### [Problem description]
Report each line of the data that has "given" somewhere in it.

++++

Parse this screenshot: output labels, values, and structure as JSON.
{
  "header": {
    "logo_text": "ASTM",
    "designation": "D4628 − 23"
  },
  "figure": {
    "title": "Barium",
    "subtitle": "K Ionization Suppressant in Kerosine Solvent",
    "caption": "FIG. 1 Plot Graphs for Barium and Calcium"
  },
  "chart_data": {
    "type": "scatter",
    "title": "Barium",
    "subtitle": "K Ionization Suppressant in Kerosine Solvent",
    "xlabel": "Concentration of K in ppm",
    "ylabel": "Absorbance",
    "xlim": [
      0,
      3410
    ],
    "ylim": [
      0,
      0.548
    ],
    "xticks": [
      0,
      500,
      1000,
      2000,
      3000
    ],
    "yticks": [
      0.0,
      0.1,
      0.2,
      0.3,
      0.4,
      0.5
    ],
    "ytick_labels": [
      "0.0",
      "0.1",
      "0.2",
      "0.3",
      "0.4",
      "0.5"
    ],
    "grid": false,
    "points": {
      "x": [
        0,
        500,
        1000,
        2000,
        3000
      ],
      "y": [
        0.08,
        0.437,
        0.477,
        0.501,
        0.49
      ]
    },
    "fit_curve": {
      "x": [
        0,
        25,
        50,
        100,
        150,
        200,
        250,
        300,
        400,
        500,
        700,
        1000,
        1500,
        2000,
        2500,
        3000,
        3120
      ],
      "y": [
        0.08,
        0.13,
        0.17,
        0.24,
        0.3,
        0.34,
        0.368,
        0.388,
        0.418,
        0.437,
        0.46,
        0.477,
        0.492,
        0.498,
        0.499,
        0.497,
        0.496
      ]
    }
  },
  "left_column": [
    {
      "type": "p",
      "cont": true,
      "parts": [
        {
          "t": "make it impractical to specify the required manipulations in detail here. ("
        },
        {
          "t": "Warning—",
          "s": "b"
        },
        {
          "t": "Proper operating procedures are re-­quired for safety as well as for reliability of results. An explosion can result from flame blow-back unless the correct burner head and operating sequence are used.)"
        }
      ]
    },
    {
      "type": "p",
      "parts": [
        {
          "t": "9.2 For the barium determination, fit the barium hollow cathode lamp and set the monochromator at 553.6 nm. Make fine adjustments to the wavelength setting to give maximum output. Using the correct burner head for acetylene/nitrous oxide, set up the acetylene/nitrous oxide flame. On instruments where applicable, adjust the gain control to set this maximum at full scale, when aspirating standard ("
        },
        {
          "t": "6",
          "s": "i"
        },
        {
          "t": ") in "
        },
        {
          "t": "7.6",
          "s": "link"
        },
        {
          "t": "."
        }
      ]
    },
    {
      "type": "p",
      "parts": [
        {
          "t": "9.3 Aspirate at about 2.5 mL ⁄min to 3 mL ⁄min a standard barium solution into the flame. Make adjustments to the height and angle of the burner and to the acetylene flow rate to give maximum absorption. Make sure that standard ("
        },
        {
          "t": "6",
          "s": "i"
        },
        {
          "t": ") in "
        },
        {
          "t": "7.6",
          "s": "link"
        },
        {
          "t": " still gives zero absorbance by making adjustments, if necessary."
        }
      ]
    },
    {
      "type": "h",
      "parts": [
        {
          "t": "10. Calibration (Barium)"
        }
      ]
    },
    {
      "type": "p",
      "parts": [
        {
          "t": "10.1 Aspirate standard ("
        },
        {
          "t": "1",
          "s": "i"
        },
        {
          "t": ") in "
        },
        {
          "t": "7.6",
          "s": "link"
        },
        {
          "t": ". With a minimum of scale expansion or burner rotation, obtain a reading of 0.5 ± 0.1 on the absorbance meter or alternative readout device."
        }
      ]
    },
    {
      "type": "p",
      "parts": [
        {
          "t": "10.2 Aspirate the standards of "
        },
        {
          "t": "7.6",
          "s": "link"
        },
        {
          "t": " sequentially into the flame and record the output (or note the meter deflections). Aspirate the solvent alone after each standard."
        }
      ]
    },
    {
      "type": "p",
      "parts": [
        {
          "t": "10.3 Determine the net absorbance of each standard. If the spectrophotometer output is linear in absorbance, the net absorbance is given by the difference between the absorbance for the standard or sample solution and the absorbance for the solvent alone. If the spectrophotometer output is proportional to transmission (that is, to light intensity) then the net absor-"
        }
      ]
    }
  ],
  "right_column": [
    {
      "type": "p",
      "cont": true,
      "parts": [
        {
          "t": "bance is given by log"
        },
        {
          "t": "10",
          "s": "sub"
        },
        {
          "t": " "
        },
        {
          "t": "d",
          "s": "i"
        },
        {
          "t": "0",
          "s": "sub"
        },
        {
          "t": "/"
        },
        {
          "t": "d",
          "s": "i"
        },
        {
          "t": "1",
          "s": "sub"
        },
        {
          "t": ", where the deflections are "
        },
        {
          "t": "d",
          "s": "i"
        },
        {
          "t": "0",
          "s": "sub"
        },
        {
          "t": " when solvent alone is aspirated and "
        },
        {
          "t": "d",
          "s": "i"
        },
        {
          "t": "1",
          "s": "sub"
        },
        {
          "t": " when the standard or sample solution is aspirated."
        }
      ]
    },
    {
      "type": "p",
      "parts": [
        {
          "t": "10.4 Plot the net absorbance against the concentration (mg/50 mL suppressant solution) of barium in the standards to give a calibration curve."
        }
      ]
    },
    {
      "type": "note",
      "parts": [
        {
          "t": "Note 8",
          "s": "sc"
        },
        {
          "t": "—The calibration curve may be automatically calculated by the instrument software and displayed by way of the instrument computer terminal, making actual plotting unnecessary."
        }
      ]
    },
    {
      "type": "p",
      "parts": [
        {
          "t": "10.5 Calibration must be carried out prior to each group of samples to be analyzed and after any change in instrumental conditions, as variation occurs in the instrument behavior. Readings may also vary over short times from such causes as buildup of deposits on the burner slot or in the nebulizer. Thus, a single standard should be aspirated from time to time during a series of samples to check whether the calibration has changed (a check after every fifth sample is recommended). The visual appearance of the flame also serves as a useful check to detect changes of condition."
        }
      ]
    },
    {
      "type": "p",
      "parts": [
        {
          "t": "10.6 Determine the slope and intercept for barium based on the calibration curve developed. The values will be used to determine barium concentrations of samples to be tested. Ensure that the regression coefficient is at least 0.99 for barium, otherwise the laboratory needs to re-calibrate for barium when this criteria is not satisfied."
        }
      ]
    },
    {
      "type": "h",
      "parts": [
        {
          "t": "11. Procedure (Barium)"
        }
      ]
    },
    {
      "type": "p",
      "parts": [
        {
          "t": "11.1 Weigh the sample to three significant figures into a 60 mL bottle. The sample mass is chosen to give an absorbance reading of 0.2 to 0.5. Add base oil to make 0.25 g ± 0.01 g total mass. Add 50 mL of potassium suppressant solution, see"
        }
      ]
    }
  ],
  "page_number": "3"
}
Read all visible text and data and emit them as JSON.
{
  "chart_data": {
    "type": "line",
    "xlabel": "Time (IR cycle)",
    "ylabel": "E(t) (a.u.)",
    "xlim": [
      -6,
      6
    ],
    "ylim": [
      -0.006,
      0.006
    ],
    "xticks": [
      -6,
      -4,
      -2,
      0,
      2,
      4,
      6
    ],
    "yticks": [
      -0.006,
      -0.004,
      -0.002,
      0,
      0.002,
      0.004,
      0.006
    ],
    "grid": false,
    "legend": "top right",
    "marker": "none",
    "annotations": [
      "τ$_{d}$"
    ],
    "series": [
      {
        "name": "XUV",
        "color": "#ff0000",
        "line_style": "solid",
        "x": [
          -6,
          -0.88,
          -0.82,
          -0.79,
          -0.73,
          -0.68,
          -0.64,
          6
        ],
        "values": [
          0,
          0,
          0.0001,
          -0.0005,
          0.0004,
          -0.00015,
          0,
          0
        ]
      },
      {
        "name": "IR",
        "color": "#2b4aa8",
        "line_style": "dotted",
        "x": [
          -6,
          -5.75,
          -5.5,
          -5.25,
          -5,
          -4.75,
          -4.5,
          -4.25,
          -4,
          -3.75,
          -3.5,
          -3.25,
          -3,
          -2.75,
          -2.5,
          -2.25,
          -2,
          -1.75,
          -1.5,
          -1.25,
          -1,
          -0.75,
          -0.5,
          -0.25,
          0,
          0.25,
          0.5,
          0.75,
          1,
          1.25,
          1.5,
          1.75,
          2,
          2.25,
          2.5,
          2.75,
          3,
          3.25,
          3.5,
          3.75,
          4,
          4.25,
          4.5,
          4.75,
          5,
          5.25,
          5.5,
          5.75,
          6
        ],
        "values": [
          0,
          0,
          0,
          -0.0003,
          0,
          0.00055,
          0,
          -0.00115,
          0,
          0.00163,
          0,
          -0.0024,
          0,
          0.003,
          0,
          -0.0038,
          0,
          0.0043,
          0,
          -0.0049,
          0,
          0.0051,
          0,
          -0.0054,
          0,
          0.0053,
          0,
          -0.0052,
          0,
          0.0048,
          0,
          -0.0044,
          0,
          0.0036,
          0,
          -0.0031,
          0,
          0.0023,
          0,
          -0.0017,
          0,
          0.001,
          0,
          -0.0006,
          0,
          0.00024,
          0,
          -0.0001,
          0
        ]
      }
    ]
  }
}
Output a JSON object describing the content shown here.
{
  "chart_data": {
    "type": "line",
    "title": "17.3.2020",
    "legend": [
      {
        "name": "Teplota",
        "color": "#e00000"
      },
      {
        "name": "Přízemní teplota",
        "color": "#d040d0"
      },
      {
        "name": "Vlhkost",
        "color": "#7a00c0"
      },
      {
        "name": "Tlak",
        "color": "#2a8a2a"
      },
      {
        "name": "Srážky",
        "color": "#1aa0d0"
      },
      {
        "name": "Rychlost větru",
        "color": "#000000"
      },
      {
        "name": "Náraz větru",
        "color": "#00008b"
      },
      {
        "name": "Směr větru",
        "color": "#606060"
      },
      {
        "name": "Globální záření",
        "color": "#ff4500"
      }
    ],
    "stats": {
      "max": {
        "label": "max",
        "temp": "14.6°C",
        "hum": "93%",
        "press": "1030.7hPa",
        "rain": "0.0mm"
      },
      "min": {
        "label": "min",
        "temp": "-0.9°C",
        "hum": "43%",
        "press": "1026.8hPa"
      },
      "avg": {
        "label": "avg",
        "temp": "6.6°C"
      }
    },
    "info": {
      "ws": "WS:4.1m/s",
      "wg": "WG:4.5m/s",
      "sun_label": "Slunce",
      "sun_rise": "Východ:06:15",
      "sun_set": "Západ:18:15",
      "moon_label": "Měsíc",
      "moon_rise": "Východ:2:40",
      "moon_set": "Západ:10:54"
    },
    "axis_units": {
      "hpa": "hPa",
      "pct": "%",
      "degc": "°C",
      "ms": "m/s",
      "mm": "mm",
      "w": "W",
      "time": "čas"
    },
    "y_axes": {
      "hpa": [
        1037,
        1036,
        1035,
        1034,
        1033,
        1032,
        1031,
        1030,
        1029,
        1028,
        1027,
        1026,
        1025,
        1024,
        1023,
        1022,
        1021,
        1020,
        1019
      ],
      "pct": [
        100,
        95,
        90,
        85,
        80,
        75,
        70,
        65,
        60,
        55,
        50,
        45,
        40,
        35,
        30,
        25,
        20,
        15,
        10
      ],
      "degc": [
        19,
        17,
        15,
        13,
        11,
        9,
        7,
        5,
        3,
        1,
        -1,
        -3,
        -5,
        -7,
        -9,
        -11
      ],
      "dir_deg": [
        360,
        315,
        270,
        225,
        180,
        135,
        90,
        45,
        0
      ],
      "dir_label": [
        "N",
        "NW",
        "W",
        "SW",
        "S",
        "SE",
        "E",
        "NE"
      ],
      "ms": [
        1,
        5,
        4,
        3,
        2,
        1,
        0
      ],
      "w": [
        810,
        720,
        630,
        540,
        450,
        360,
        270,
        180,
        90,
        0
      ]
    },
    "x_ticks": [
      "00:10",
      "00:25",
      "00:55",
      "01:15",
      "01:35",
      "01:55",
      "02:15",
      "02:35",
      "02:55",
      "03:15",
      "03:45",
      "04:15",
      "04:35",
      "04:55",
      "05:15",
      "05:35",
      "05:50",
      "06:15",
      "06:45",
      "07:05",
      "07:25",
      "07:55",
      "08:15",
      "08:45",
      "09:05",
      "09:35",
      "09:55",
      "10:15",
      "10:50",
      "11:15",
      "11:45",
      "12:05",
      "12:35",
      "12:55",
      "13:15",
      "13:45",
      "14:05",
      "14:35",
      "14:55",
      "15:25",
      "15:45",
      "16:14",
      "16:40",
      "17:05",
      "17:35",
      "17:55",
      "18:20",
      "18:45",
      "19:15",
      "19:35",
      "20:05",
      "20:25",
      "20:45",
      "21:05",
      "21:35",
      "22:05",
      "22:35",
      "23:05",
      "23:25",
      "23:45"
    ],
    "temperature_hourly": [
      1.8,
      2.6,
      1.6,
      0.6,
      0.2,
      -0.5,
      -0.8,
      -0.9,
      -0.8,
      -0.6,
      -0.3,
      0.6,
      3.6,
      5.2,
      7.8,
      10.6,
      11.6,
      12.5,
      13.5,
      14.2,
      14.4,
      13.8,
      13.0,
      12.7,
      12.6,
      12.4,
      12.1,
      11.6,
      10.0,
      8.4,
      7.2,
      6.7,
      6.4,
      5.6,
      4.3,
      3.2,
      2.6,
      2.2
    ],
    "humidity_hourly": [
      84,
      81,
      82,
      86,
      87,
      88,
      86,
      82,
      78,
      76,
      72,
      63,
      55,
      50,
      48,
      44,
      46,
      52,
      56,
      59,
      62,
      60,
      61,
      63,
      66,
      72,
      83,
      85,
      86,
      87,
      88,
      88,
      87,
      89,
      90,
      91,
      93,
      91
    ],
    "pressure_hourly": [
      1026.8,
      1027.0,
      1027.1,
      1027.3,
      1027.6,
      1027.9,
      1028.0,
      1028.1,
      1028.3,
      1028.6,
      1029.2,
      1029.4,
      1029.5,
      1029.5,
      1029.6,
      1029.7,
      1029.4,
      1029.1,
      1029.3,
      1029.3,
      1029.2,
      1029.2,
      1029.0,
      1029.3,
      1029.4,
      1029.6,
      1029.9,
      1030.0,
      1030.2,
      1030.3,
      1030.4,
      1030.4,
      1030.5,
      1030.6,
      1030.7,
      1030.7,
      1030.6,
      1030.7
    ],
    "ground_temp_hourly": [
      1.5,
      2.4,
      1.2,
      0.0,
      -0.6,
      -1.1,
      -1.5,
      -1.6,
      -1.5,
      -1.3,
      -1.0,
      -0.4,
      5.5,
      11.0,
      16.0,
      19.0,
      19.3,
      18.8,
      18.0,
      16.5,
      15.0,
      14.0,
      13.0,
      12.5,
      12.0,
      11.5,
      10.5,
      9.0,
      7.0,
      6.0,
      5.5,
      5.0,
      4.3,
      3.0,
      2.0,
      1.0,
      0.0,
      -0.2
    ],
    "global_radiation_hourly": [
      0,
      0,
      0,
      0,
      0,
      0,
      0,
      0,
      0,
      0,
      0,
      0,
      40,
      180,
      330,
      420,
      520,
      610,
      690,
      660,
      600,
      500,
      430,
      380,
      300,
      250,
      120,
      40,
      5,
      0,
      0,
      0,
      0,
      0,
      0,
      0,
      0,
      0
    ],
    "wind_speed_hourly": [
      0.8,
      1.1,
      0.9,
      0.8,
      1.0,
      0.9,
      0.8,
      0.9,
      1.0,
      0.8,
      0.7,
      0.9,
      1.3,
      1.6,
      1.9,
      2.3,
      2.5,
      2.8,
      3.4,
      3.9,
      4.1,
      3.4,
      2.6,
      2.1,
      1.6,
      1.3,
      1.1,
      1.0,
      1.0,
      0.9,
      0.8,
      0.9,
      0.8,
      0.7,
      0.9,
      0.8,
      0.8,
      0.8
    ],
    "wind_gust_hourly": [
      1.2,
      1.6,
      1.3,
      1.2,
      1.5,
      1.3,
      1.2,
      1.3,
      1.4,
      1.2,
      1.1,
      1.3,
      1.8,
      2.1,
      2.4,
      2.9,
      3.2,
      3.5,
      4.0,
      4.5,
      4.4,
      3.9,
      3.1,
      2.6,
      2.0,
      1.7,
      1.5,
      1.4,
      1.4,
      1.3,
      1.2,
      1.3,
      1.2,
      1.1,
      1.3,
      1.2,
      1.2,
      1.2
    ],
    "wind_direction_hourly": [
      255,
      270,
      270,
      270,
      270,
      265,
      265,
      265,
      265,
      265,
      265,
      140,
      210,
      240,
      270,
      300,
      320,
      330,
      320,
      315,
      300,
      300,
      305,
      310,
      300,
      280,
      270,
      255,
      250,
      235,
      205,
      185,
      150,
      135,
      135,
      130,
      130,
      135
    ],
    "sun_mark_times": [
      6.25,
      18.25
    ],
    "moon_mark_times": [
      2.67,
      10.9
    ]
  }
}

++++

### [Result of the exercise]
          "t": "10.3 Determine the net absorbance of each standard. If the spectrophotometer output is linear in absorbance, the net absorbance is given by the difference between the absorbance for the standard or sample solution and the absorbance for the solvent alone. If the spectrophotometer output is proportional to transmission (that is, to light intensity) then the net absor-"
          "t": "bance is given by log"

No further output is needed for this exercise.